■ SELECTED EXTRACT
= Judenklub =

Derogatory, antisemitic term used throughout the Nazi era in Germany and Austria

Judenklub (Jew club) is a derogatory, antisemitic term used throughout the Nazi era in Germany and Austria, applied to association football clubs with strong Jewish heritage and connections. Some of the most prominent clubs referred to in such a way by the Nazis were FC Bayern München (Munich), FK Austria Wien, Eintracht Frankfurt and FSV Frankfurt.

In more recent times the term has occasionally also been used in academic literature as well as in the German-language press when reporting on antisemitic chants and attacks by rival fan groups on non-German clubs like Tottenham Hotspur, AFC Ajax, RSC Anderlecht, SK Slavia Prague, MTK Budapest FC and KS Cracovia who have a Jewish heritage or connection.

==FC Bayern München (Munich)==
FC Bayern München (Munich), founded in the bohemian Munich suburb of Schwabing, had a Jewish leadership before the Nazis rise to power and won their first German championship in 1932 under the direction of a Jewish president and coach. In 1933 president Kurt Landauer, director of the youth department Otto Beer and coach Richard Dombi had to leave the club because of their Jewish background and the club consequently declined, losing a large number of its members. Bayern, far less popular with the Nazis than local rival TSV 1860 München (Munich), had very limited success in the Gauliga Bayern during this era but continued small acts of defiance like the team acknowledging former president Landauer while on a friendly in Switzerland in 1943, where the latter had emigrated to.

■ GIVEN DATA

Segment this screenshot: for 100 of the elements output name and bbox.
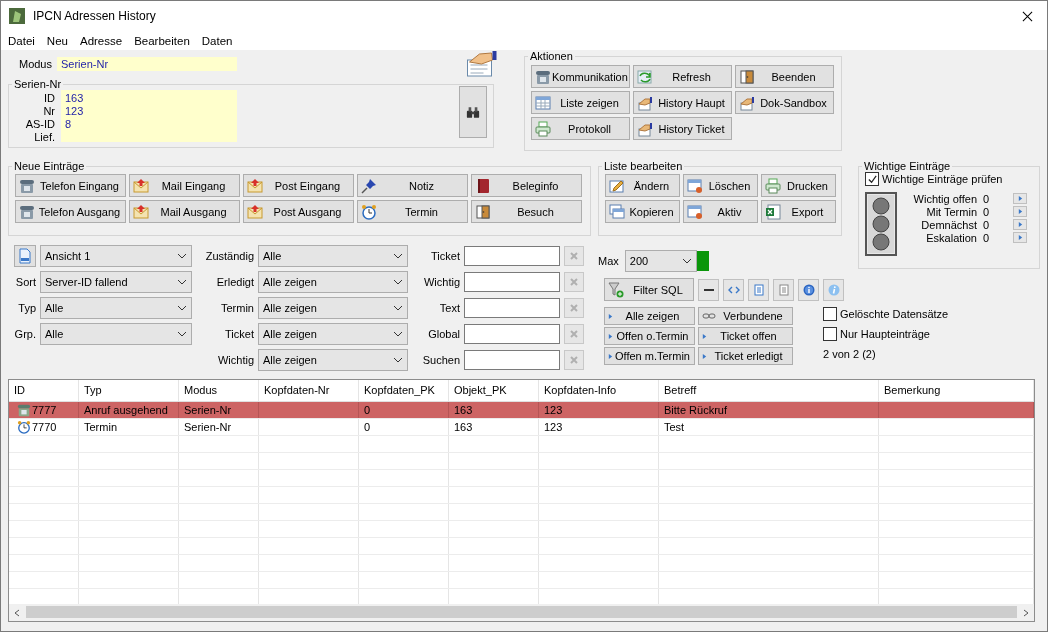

■ WORK TO COMPLETE
a) According to the text on the term Judenklub, in which year did FC Bayern München win its first German championship?
b) Quote the passage of the text on the term Judenklub that opens with the words containing "In more recent" and closes with "heritage or connection.".

■ EXERCISE RESPONSES
a) 1932

b)
In more recent times the term has occasionally also been used in academic literature as well as in the German-language press when reporting on antisemitic chants and attacks by rival fan groups on non-German clubs like Tottenham Hotspur, AFC Ajax, RSC Anderlecht, SK Slavia Prague, MTK Budapest FC and KS Cracovia who have a Jewish heritage or connection.